** Directions **
Retrieve all lines below that have the string "structured".

** Data excerpts **
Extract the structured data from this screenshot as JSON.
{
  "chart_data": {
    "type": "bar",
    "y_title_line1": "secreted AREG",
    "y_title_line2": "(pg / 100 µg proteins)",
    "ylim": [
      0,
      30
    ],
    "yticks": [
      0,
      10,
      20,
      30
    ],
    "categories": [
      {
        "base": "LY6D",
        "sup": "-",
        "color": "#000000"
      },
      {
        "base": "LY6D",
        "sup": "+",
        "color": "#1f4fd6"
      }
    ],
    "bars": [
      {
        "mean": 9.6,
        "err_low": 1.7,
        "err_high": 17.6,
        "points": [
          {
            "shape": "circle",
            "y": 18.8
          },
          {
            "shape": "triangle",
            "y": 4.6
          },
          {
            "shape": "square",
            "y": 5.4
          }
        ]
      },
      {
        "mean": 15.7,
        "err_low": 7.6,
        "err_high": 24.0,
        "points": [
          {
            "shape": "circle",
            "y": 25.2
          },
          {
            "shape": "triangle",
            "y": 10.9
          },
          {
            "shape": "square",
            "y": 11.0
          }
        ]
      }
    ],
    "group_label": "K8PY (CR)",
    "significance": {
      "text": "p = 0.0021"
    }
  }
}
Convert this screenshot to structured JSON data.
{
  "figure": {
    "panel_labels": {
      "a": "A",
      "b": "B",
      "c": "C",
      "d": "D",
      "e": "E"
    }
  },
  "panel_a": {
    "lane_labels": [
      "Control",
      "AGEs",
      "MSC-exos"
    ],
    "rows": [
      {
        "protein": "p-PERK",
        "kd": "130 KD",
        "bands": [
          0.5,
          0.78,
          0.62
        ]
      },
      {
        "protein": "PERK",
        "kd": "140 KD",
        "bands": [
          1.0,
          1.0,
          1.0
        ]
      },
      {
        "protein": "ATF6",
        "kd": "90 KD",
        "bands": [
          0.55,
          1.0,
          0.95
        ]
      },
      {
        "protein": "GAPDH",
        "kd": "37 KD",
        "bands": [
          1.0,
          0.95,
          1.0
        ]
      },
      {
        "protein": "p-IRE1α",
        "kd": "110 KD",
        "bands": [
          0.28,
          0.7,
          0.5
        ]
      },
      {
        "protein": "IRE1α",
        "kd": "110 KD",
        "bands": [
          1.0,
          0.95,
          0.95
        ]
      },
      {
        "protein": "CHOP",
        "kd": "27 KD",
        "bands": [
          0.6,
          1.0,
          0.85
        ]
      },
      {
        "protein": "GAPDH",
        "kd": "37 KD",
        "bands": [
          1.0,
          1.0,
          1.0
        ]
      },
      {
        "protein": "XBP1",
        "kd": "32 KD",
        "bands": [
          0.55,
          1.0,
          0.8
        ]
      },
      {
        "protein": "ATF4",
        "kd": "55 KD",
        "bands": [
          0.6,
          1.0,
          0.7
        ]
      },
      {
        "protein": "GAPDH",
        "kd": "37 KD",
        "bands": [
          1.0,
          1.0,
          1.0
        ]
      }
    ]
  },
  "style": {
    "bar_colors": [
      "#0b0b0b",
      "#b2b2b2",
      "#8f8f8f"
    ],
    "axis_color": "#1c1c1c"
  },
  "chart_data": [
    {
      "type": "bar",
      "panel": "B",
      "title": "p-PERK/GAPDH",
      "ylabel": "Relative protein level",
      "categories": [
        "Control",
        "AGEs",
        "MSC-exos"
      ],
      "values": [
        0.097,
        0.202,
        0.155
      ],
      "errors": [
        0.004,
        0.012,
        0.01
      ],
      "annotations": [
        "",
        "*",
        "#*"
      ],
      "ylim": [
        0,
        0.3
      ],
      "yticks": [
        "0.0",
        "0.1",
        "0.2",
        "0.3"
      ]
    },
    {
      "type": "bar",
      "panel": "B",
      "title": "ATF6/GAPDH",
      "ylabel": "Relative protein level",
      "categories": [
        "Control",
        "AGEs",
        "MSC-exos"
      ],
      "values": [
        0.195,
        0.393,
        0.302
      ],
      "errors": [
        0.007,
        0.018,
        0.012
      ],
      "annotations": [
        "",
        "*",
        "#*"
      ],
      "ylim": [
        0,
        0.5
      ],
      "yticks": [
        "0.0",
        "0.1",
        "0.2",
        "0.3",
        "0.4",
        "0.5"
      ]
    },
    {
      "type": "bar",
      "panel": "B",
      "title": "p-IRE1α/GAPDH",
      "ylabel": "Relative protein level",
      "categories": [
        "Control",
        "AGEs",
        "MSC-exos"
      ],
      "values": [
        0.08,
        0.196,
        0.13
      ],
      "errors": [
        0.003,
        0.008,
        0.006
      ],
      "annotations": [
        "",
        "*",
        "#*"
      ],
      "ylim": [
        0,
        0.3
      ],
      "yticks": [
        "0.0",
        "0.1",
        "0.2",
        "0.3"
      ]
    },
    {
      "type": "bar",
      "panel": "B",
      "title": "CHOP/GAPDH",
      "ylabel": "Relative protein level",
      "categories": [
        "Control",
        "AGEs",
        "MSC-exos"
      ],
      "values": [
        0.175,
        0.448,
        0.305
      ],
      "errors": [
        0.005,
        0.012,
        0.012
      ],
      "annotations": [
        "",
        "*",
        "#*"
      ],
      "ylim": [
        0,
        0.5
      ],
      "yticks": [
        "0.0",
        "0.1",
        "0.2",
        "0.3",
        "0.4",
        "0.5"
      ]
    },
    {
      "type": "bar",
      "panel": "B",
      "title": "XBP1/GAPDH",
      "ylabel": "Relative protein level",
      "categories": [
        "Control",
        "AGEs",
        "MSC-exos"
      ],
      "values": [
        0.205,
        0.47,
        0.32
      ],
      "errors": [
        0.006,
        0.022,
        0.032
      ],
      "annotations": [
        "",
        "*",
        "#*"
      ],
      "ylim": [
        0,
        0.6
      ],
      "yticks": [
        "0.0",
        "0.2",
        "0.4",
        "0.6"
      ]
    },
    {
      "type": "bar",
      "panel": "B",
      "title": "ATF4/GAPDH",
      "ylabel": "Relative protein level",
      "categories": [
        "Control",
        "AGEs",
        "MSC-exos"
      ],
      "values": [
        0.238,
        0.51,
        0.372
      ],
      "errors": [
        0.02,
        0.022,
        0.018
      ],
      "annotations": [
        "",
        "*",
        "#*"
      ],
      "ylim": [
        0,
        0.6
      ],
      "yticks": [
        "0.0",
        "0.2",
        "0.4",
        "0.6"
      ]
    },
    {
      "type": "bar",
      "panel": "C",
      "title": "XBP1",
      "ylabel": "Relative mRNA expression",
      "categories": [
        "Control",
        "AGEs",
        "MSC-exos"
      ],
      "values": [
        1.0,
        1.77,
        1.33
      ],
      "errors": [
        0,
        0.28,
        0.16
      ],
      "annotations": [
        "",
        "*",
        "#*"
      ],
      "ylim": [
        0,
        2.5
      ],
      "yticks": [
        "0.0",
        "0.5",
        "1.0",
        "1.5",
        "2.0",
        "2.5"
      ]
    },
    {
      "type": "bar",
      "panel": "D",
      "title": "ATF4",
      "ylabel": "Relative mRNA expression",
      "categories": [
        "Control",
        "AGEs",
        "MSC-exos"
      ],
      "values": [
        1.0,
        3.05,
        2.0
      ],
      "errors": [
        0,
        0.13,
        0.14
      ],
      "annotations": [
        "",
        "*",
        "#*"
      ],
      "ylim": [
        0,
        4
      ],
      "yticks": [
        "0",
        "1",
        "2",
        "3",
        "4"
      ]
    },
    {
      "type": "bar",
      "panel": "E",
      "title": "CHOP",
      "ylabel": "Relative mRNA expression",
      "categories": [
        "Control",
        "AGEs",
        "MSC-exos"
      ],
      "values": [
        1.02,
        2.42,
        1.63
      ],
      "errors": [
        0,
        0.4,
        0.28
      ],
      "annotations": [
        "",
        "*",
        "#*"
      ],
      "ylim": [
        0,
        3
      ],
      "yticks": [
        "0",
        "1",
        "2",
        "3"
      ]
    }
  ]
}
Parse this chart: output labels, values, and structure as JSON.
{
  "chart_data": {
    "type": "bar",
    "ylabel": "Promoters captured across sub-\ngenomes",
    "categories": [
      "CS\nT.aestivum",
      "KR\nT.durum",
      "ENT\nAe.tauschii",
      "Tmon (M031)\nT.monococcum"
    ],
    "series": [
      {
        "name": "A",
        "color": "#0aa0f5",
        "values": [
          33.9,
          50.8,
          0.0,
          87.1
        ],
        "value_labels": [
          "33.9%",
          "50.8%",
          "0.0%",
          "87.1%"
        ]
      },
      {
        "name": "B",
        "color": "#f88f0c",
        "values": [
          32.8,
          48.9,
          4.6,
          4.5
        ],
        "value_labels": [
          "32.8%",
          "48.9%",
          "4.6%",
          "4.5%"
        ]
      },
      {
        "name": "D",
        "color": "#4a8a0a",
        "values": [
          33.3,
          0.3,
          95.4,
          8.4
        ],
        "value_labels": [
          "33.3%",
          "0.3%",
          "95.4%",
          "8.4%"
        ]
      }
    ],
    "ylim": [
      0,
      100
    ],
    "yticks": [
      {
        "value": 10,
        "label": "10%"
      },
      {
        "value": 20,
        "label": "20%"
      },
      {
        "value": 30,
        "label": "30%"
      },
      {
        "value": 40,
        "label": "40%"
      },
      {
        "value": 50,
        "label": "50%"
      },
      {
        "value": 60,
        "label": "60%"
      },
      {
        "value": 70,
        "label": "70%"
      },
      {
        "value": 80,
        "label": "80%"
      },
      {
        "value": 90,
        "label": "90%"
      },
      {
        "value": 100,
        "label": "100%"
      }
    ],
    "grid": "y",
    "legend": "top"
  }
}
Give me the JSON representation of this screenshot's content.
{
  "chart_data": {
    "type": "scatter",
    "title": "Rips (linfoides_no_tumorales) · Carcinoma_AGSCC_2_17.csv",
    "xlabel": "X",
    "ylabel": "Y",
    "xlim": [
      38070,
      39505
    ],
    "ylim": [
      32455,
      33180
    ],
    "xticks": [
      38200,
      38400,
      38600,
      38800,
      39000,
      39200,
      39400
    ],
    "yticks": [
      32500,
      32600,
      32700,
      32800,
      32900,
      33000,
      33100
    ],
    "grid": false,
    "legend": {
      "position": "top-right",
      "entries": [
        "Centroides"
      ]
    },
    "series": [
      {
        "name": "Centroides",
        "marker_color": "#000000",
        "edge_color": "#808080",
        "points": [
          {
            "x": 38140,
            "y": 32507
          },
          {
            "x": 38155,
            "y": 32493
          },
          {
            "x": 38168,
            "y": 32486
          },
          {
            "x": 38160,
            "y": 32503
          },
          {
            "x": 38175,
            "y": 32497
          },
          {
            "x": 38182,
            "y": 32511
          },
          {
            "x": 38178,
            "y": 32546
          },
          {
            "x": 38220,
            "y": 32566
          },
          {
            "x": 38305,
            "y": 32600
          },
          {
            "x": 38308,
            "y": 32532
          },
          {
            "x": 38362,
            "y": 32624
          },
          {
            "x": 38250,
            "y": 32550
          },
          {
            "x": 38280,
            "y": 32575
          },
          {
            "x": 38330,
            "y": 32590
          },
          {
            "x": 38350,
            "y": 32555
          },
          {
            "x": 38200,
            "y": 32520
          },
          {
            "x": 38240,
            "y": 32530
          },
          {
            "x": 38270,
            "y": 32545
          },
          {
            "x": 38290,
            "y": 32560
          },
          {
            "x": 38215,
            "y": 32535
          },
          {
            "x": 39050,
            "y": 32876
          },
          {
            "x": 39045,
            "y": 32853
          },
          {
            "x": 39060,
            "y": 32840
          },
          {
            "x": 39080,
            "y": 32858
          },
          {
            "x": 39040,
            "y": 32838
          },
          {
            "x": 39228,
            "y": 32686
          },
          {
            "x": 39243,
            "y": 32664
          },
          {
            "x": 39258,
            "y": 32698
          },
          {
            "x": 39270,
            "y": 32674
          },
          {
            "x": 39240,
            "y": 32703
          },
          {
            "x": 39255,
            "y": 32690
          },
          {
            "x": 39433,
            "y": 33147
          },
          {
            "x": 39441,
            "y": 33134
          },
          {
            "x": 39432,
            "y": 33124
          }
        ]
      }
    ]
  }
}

** Expected answer **
Extract the structured data from this screenshot as JSON.
Convert this screenshot to structured JSON data.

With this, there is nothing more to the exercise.